:: Supplied information ::

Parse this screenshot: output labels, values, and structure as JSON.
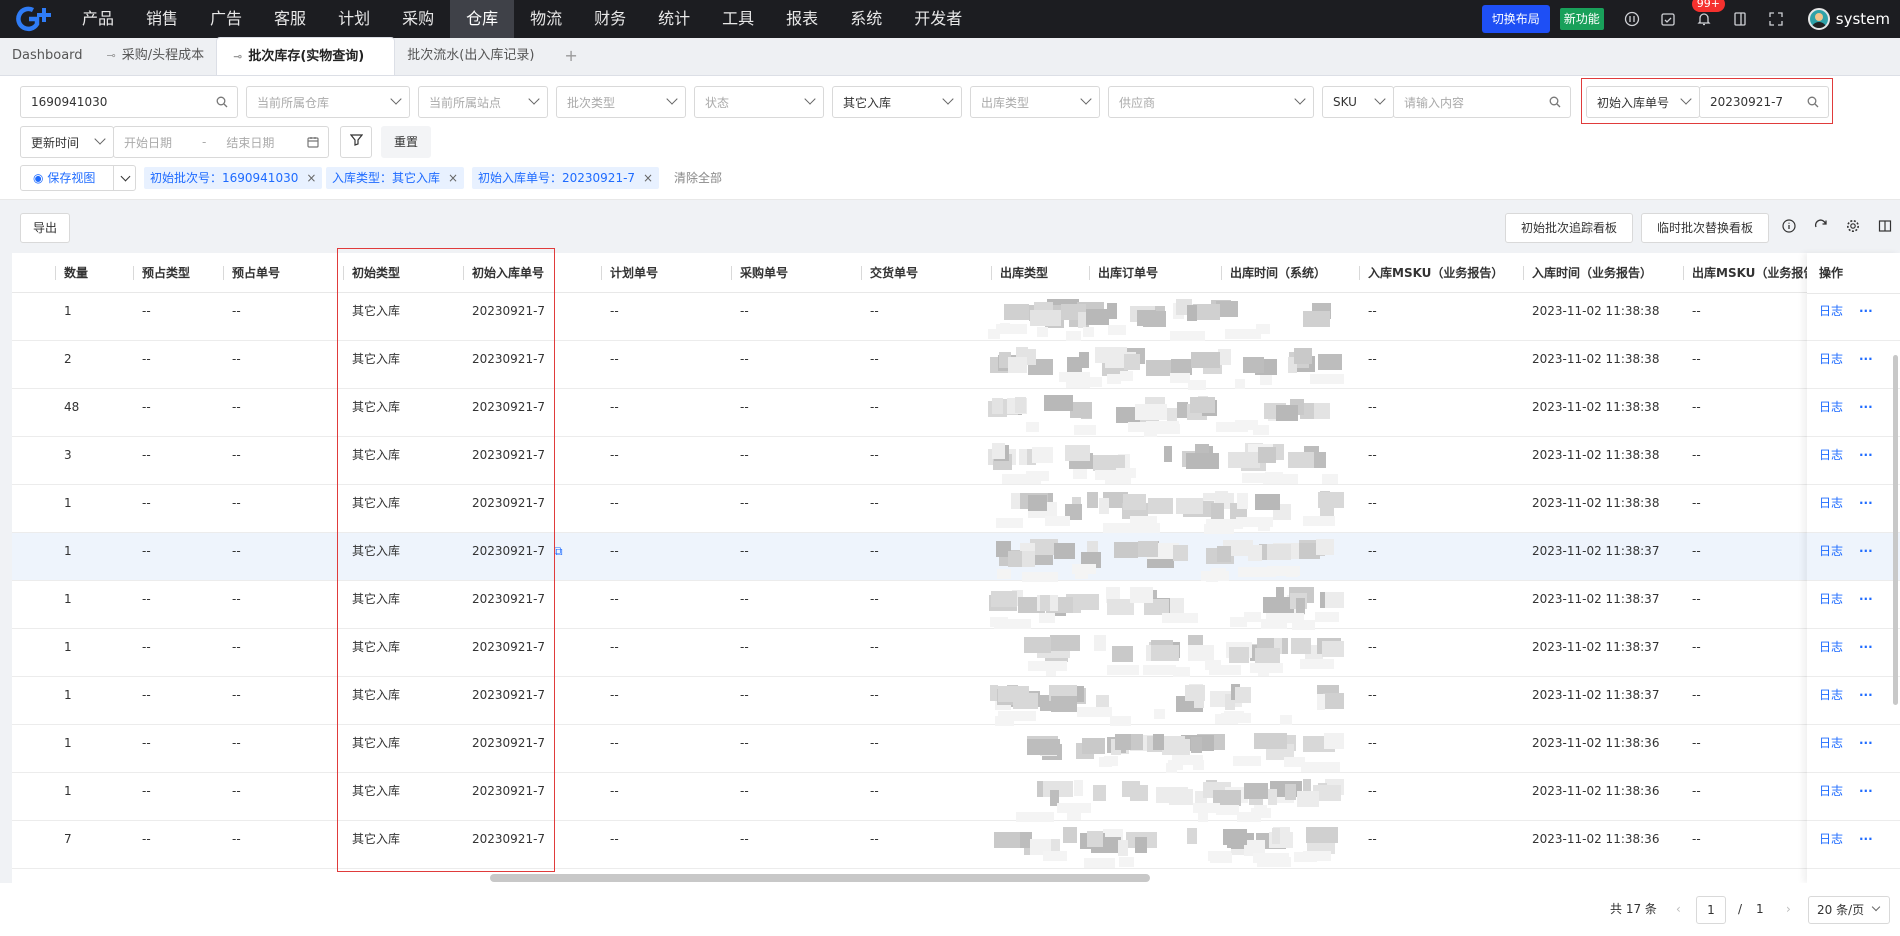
{
  "nav": {
    "items": [
      "产品",
      "销售",
      "广告",
      "客服",
      "计划",
      "采购",
      "仓库",
      "物流",
      "财务",
      "统计",
      "工具",
      "报表",
      "系统",
      "开发者"
    ],
    "active_index": 6,
    "switch_layout": "切换布局",
    "new_feature": "新功能",
    "notification_count": "99+",
    "username": "system"
  },
  "tabs": {
    "home": "Dashboard",
    "items": [
      "采购/头程成本",
      "批次库存(实物查询)",
      "批次流水(出入库记录)"
    ],
    "active_index": 1,
    "add": "+"
  },
  "filters": {
    "batch_no": "1690941030",
    "warehouse_ph": "当前所属仓库",
    "station_ph": "当前所属站点",
    "batch_type_ph": "批次类型",
    "status_ph": "状态",
    "inbound_type": "其它入库",
    "outbound_type_ph": "出库类型",
    "supplier_ph": "供应商",
    "sku_label": "SKU",
    "sku_ph": "请输入内容",
    "inbound_no_label": "初始入库单号",
    "inbound_no_value": "20230921-7",
    "update_time": "更新时间",
    "start_date_ph": "开始日期",
    "date_sep": "-",
    "end_date_ph": "结束日期",
    "reset": "重置",
    "save_view": "保存视图",
    "chips": [
      "初始批次号：1690941030",
      "入库类型：其它入库",
      "初始入库单号：20230921-7"
    ],
    "clear_all": "清除全部"
  },
  "toolbar": {
    "export": "导出",
    "trace_board": "初始批次追踪看板",
    "replace_board": "临时批次替换看板"
  },
  "table": {
    "columns": [
      "数量",
      "预占类型",
      "预占单号",
      "初始类型",
      "初始入库单号",
      "计划单号",
      "采购单号",
      "交货单号",
      "出库类型",
      "出库订单号",
      "出库时间（系统）",
      "入库MSKU（业务报告）",
      "入库时间（业务报告）",
      "出库MSKU（业务报告）",
      "操作"
    ],
    "rows": [
      {
        "qty": "1",
        "reserve_type": "--",
        "reserve_no": "--",
        "init_type": "其它入库",
        "init_no": "20230921-7",
        "plan_no": "--",
        "po_no": "--",
        "delivery_no": "--",
        "in_msku": "--",
        "in_time": "2023-11-02 11:38:38",
        "out_msku": "--"
      },
      {
        "qty": "2",
        "reserve_type": "--",
        "reserve_no": "--",
        "init_type": "其它入库",
        "init_no": "20230921-7",
        "plan_no": "--",
        "po_no": "--",
        "delivery_no": "--",
        "in_msku": "--",
        "in_time": "2023-11-02 11:38:38",
        "out_msku": "--"
      },
      {
        "qty": "48",
        "reserve_type": "--",
        "reserve_no": "--",
        "init_type": "其它入库",
        "init_no": "20230921-7",
        "plan_no": "--",
        "po_no": "--",
        "delivery_no": "--",
        "in_msku": "--",
        "in_time": "2023-11-02 11:38:38",
        "out_msku": "--"
      },
      {
        "qty": "3",
        "reserve_type": "--",
        "reserve_no": "--",
        "init_type": "其它入库",
        "init_no": "20230921-7",
        "plan_no": "--",
        "po_no": "--",
        "delivery_no": "--",
        "in_msku": "--",
        "in_time": "2023-11-02 11:38:38",
        "out_msku": "--"
      },
      {
        "qty": "1",
        "reserve_type": "--",
        "reserve_no": "--",
        "init_type": "其它入库",
        "init_no": "20230921-7",
        "plan_no": "--",
        "po_no": "--",
        "delivery_no": "--",
        "in_msku": "--",
        "in_time": "2023-11-02 11:38:38",
        "out_msku": "--"
      },
      {
        "qty": "1",
        "reserve_type": "--",
        "reserve_no": "--",
        "init_type": "其它入库",
        "init_no": "20230921-7",
        "plan_no": "--",
        "po_no": "--",
        "delivery_no": "--",
        "in_msku": "--",
        "in_time": "2023-11-02 11:38:37",
        "out_msku": "--"
      },
      {
        "qty": "1",
        "reserve_type": "--",
        "reserve_no": "--",
        "init_type": "其它入库",
        "init_no": "20230921-7",
        "plan_no": "--",
        "po_no": "--",
        "delivery_no": "--",
        "in_msku": "--",
        "in_time": "2023-11-02 11:38:37",
        "out_msku": "--"
      },
      {
        "qty": "1",
        "reserve_type": "--",
        "reserve_no": "--",
        "init_type": "其它入库",
        "init_no": "20230921-7",
        "plan_no": "--",
        "po_no": "--",
        "delivery_no": "--",
        "in_msku": "--",
        "in_time": "2023-11-02 11:38:37",
        "out_msku": "--"
      },
      {
        "qty": "1",
        "reserve_type": "--",
        "reserve_no": "--",
        "init_type": "其它入库",
        "init_no": "20230921-7",
        "plan_no": "--",
        "po_no": "--",
        "delivery_no": "--",
        "in_msku": "--",
        "in_time": "2023-11-02 11:38:37",
        "out_msku": "--"
      },
      {
        "qty": "1",
        "reserve_type": "--",
        "reserve_no": "--",
        "init_type": "其它入库",
        "init_no": "20230921-7",
        "plan_no": "--",
        "po_no": "--",
        "delivery_no": "--",
        "in_msku": "--",
        "in_time": "2023-11-02 11:38:36",
        "out_msku": "--"
      },
      {
        "qty": "1",
        "reserve_type": "--",
        "reserve_no": "--",
        "init_type": "其它入库",
        "init_no": "20230921-7",
        "plan_no": "--",
        "po_no": "--",
        "delivery_no": "--",
        "in_msku": "--",
        "in_time": "2023-11-02 11:38:36",
        "out_msku": "--"
      },
      {
        "qty": "7",
        "reserve_type": "--",
        "reserve_no": "--",
        "init_type": "其它入库",
        "init_no": "20230921-7",
        "plan_no": "--",
        "po_no": "--",
        "delivery_no": "--",
        "in_msku": "--",
        "in_time": "2023-11-02 11:38:36",
        "out_msku": "--"
      }
    ],
    "highlighted_row": 5,
    "log_label": "日志",
    "more_label": "···"
  },
  "pagination": {
    "total": "共 17 条",
    "current": "1",
    "sep": "/",
    "pages": "1",
    "page_size": "20 条/页"
  },
  "colors": {
    "nav_bg": "#1c1d21",
    "accent": "#1e6bff",
    "highlight_box": "#e03b3b",
    "new_badge": "#19a05a",
    "notification_badge": "#f5312e"
  }
}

:::

◆ Stated task: Output the material word for word, omitting its pictures.

◆ Written answer:
Parse this screenshot: output labels, values, and structure as JSON.
{
  "nav": {
    "items": [
      "产品",
      "销售",
      "广告",
      "客服",
      "计划",
      "采购",
      "仓库",
      "物流",
      "财务",
      "统计",
      "工具",
      "报表",
      "系统",
      "开发者"
    ],
    "active_index": 6,
    "switch_layout": "切换布局",
    "new_feature": "新功能",
    "notification_count": "99+",
    "username": "system"
  },
  "tabs": {
    "home": "Dashboard",
    "items": [
      "采购/头程成本",
      "批次库存(实物查询)",
      "批次流水(出入库记录)"
    ],
    "active_index": 1,
    "add": "+"
  },
  "filters": {
    "batch_no": "1690941030",
    "warehouse_ph": "当前所属仓库",
    "station_ph": "当前所属站点",
    "batch_type_ph": "批次类型",
    "status_ph": "状态",
    "inbound_type": "其它入库",
    "outbound_type_ph": "出库类型",
    "supplier_ph": "供应商",
    "sku_label": "SKU",
    "sku_ph": "请输入内容",
    "inbound_no_label": "初始入库单号",
    "inbound_no_value": "20230921-7",
    "update_time": "更新时间",
    "start_date_ph": "开始日期",
    "date_sep": "-",
    "end_date_ph": "结束日期",
    "reset": "重置",
    "save_view": "保存视图",
    "chips": [
      "初始批次号：1690941030",
      "入库类型：其它入库",
      "初始入库单号：20230921-7"
    ],
    "clear_all": "清除全部"
  },
  "toolbar": {
    "export": "导出",
    "trace_board": "初始批次追踪看板",
    "replace_board": "临时批次替换看板"
  },
  "table": {
    "columns": [
      "数量",
      "预占类型",
      "预占单号",
      "初始类型",
      "初始入库单号",
      "计划单号",
      "采购单号",
      "交货单号",
      "出库类型",
      "出库订单号",
      "出库时间（系统）",
      "入库MSKU（业务报告）",
      "入库时间（业务报告）",
      "出库MSKU（业务报告）",
      "操作"
    ],
    "rows": [
      {
        "qty": "1",
        "reserve_type": "--",
        "reserve_no": "--",
        "init_type": "其它入库",
        "init_no": "20230921-7",
        "plan_no": "--",
        "po_no": "--",
        "delivery_no": "--",
        "in_msku": "--",
        "in_time": "2023-11-02 11:38:38",
        "out_msku": "--"
      },
      {
        "qty": "2",
        "reserve_type": "--",
        "reserve_no": "--",
        "init_type": "其它入库",
        "init_no": "20230921-7",
        "plan_no": "--",
        "po_no": "--",
        "delivery_no": "--",
        "in_msku": "--",
        "in_time": "2023-11-02 11:38:38",
        "out_msku": "--"
      },
      {
        "qty": "48",
        "reserve_type": "--",
        "reserve_no": "--",
        "init_type": "其它入库",
        "init_no": "20230921-7",
        "plan_no": "--",
        "po_no": "--",
        "delivery_no": "--",
        "in_msku": "--",
        "in_time": "2023-11-02 11:38:38",
        "out_msku": "--"
      },
      {
        "qty": "3",
        "reserve_type": "--",
        "reserve_no": "--",
        "init_type": "其它入库",
        "init_no": "20230921-7",
        "plan_no": "--",
        "po_no": "--",
        "delivery_no": "--",
        "in_msku": "--",
        "in_time": "2023-11-02 11:38:38",
        "out_msku": "--"
      },
      {
        "qty": "1",
        "reserve_type": "--",
        "reserve_no": "--",
        "init_type": "其它入库",
        "init_no": "20230921-7",
        "plan_no": "--",
        "po_no": "--",
        "delivery_no": "--",
        "in_msku": "--",
        "in_time": "2023-11-02 11:38:38",
        "out_msku": "--"
      },
      {
        "qty": "1",
        "reserve_type": "--",
        "reserve_no": "--",
        "init_type": "其它入库",
        "init_no": "20230921-7",
        "plan_no": "--",
        "po_no": "--",
        "delivery_no": "--",
        "in_msku": "--",
        "in_time": "2023-11-02 11:38:37",
        "out_msku": "--"
      },
      {
        "qty": "1",
        "reserve_type": "--",
        "reserve_no": "--",
        "init_type": "其它入库",
        "init_no": "20230921-7",
        "plan_no": "--",
        "po_no": "--",
        "delivery_no": "--",
        "in_msku": "--",
        "in_time": "2023-11-02 11:38:37",
        "out_msku": "--"
      },
      {
        "qty": "1",
        "reserve_type": "--",
        "reserve_no": "--",
        "init_type": "其它入库",
        "init_no": "20230921-7",
        "plan_no": "--",
        "po_no": "--",
        "delivery_no": "--",
        "in_msku": "--",
        "in_time": "2023-11-02 11:38:37",
        "out_msku": "--"
      },
      {
        "qty": "1",
        "reserve_type": "--",
        "reserve_no": "--",
        "init_type": "其它入库",
        "init_no": "20230921-7",
        "plan_no": "--",
        "po_no": "--",
        "delivery_no": "--",
        "in_msku": "--",
        "in_time": "2023-11-02 11:38:37",
        "out_msku": "--"
      },
      {
        "qty": "1",
        "reserve_type": "--",
        "reserve_no": "--",
        "init_type": "其它入库",
        "init_no": "20230921-7",
        "plan_no": "--",
        "po_no": "--",
        "delivery_no": "--",
        "in_msku": "--",
        "in_time": "2023-11-02 11:38:36",
        "out_msku": "--"
      },
      {
        "qty": "1",
        "reserve_type": "--",
        "reserve_no": "--",
        "init_type": "其它入库",
        "init_no": "20230921-7",
        "plan_no": "--",
        "po_no": "--",
        "delivery_no": "--",
        "in_msku": "--",
        "in_time": "2023-11-02 11:38:36",
        "out_msku": "--"
      },
      {
        "qty": "7",
        "reserve_type": "--",
        "reserve_no": "--",
        "init_type": "其它入库",
        "init_no": "20230921-7",
        "plan_no": "--",
        "po_no": "--",
        "delivery_no": "--",
        "in_msku": "--",
        "in_time": "2023-11-02 11:38:36",
        "out_msku": "--"
      }
    ],
    "highlighted_row": 5,
    "log_label": "日志",
    "more_label": "···"
  },
  "pagination": {
    "total": "共 17 条",
    "current": "1",
    "sep": "/",
    "pages": "1",
    "page_size": "20 条/页"
  },
  "colors": {
    "nav_bg": "#1c1d21",
    "accent": "#1e6bff",
    "highlight_box": "#e03b3b",
    "new_badge": "#19a05a",
    "notification_badge": "#f5312e"
  }
}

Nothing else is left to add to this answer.